• **EXERCISE GOAL**
Collect each line holding the string "scissors".

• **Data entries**
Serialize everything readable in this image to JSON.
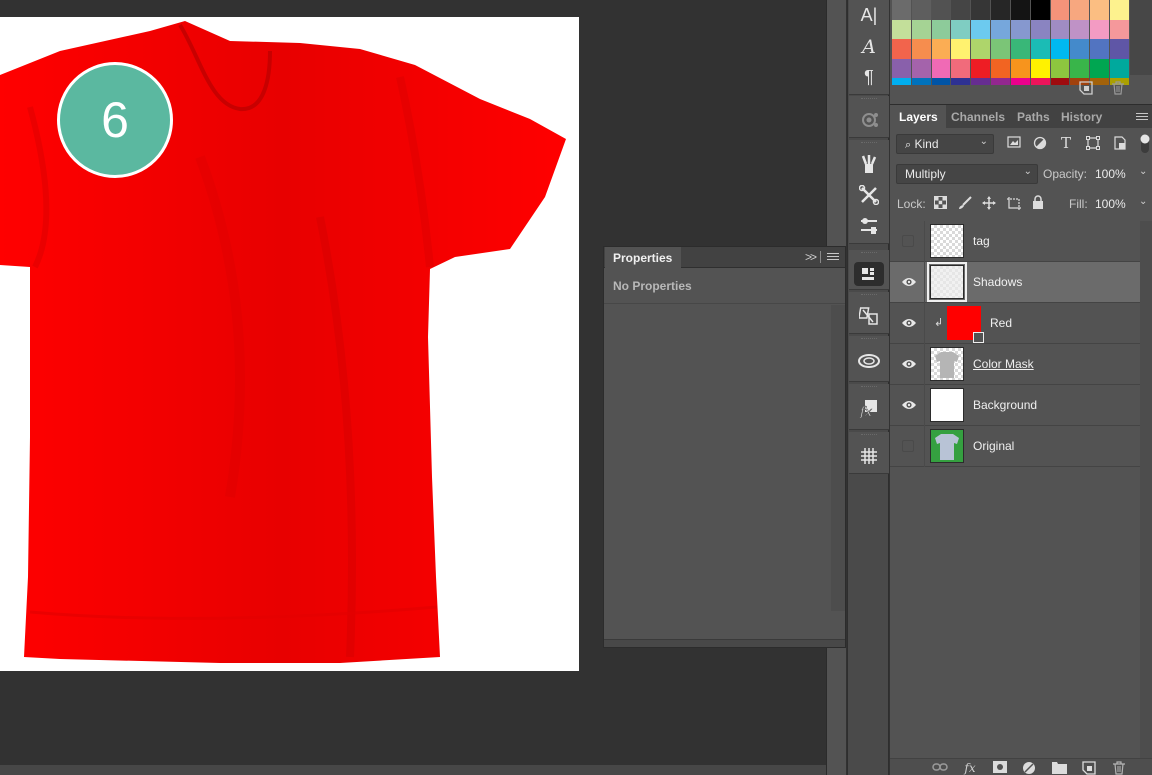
{
  "canvas": {
    "badge_number": "6",
    "shirt_color": "#ff0000",
    "badge_color": "#5bb8a0"
  },
  "properties_panel": {
    "tab_label": "Properties",
    "collapse_label": ">>",
    "empty_message": "No Properties"
  },
  "icon_strip": {
    "groups": [
      [
        "character-icon",
        "character-styles-icon",
        "paragraph-icon"
      ],
      [
        "3d-material-icon"
      ],
      [
        "brushes-icon",
        "tool-presets-icon",
        "adjustments-icon"
      ],
      [
        "device-preview-icon"
      ],
      [
        "clone-source-icon"
      ],
      [
        "libraries-icon"
      ],
      [
        "styles-icon"
      ],
      [
        "glyphs-icon"
      ]
    ]
  },
  "swatches": {
    "rows": [
      [
        "#6b6b6b",
        "#5e5e5e",
        "#525252",
        "#454545",
        "#363636",
        "#262626",
        "#141414",
        "#000000",
        "#f4937a",
        "#f7a77f",
        "#fbbe82",
        "#fdf28e"
      ],
      [
        "#c3df9a",
        "#a5d394",
        "#8dcb9a",
        "#7fcdc2",
        "#6ccaef",
        "#76a7dc",
        "#8698cf",
        "#8a84c1",
        "#a08cc3",
        "#bf92c6",
        "#f39bc3",
        "#f5989b"
      ],
      [
        "#f2644c",
        "#f68d4e",
        "#fbad54",
        "#fff26f",
        "#aed56b",
        "#7bc577",
        "#39b778",
        "#1bbcb5",
        "#00b9f0",
        "#448acb",
        "#5274c1",
        "#5f56a6"
      ],
      [
        "#8960ab",
        "#a463ab",
        "#f06ab5",
        "#f16b7b",
        "#ee1d24",
        "#f26422",
        "#f7941d",
        "#fff200",
        "#8dc63f",
        "#39b54a",
        "#00a651",
        "#00a99d"
      ],
      [
        "#00aeef",
        "#0072bc",
        "#0054a6",
        "#2e3192",
        "#662d91",
        "#92278f",
        "#ec008c",
        "#ed145b",
        "#9e0b0f",
        "#a0410d",
        "#a3620a",
        "#aba000"
      ]
    ]
  },
  "layers_panel": {
    "tabs": [
      {
        "label": "Layers",
        "active": true
      },
      {
        "label": "Channels",
        "active": false
      },
      {
        "label": "Paths",
        "active": false
      },
      {
        "label": "History",
        "active": false
      }
    ],
    "filter_kind": "Kind",
    "blend_mode": "Multiply",
    "opacity_label": "Opacity:",
    "opacity_value": "100%",
    "lock_label": "Lock:",
    "fill_label": "Fill:",
    "fill_value": "100%",
    "layers": [
      {
        "name": "tag",
        "visible": false,
        "selected": false,
        "thumb": "transparent",
        "clipped": false
      },
      {
        "name": "Shadows",
        "visible": true,
        "selected": true,
        "thumb": "shadows",
        "clipped": false
      },
      {
        "name": "Red",
        "visible": true,
        "selected": false,
        "thumb": "#ff0000",
        "clipped": true
      },
      {
        "name": "Color Mask",
        "visible": true,
        "selected": false,
        "thumb": "mask",
        "clipped": false
      },
      {
        "name": "Background",
        "visible": true,
        "selected": false,
        "thumb": "#ffffff",
        "clipped": false
      },
      {
        "name": "Original",
        "visible": false,
        "selected": false,
        "thumb": "original",
        "clipped": false
      }
    ],
    "footer_buttons": [
      "link-layers",
      "fx",
      "add-mask",
      "adjustment-layer",
      "new-group",
      "new-layer",
      "delete-layer"
    ]
  }
}
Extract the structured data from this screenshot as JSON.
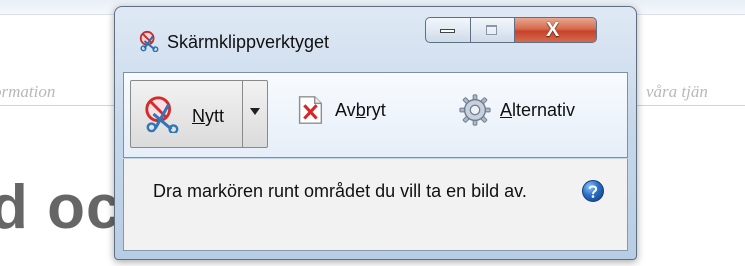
{
  "background": {
    "left_text": "ormation",
    "right_text": "våra tjän",
    "heading": "d oc"
  },
  "window": {
    "title": "Skärmklippverktyget",
    "caption": {
      "close": "X"
    }
  },
  "toolbar": {
    "new_prefix": "",
    "new_underline": "N",
    "new_suffix": "ytt",
    "cancel_prefix": "Av",
    "cancel_underline": "b",
    "cancel_suffix": "ryt",
    "options_underline": "A",
    "options_suffix": "lternativ"
  },
  "content": {
    "instruction": "Dra markören runt området du vill ta en bild av."
  },
  "icons": {
    "title": "scissors-icon",
    "new": "new-snip-scissors-icon",
    "dropdown": "chevron-down-icon",
    "cancel": "cancel-x-icon",
    "options": "gear-icon",
    "help": "help-icon"
  },
  "colors": {
    "window_frame": "#b7cde4",
    "close_button": "#c7422b",
    "content_bg": "#f2f2f2",
    "help_blue": "#245fb8"
  }
}
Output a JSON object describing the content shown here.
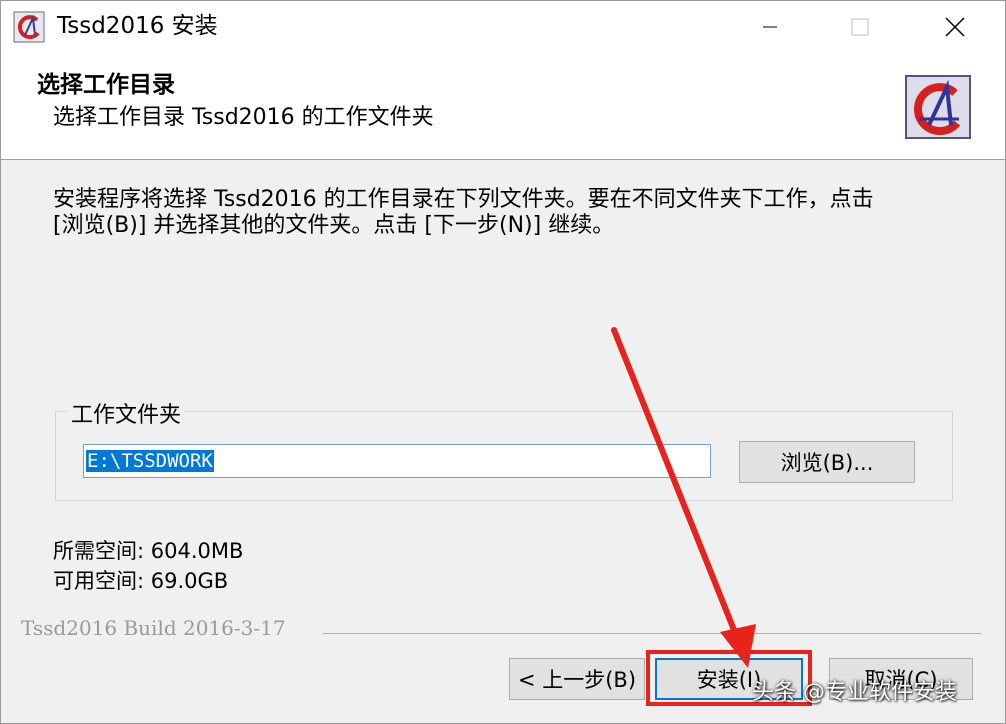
{
  "window": {
    "title": "Tssd2016 安装"
  },
  "header": {
    "title": "选择工作目录",
    "subtitle": "选择工作目录 Tssd2016 的工作文件夹"
  },
  "body": {
    "instructions": "安装程序将选择 Tssd2016 的工作目录在下列文件夹。要在不同文件夹下工作，点击\n[浏览(B)] 并选择其他的文件夹。点击 [下一步(N)] 继续。"
  },
  "folder_group": {
    "label": "工作文件夹",
    "path_value": "E:\\TSSDWORK",
    "browse_label": "浏览(B)..."
  },
  "space": {
    "required": "所需空间: 604.0MB",
    "available": "可用空间: 69.0GB"
  },
  "footer": {
    "build": "Tssd2016 Build 2016-3-17",
    "back_label": "< 上一步(B)",
    "install_label": "安装(I)",
    "cancel_label": "取消(C)"
  },
  "watermark": "头条 @专业软件安装",
  "colors": {
    "accent": "#0078d7",
    "annotation_red": "#e8231c"
  },
  "icons": {
    "app": "tssd-app-icon",
    "logo": "tssd-logo-icon",
    "minimize": "minimize-icon",
    "maximize": "maximize-icon",
    "close": "close-icon"
  }
}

• **THE ANSWER**
    "title": "scissors-icon",
    "new": "new-snip-scissors-icon",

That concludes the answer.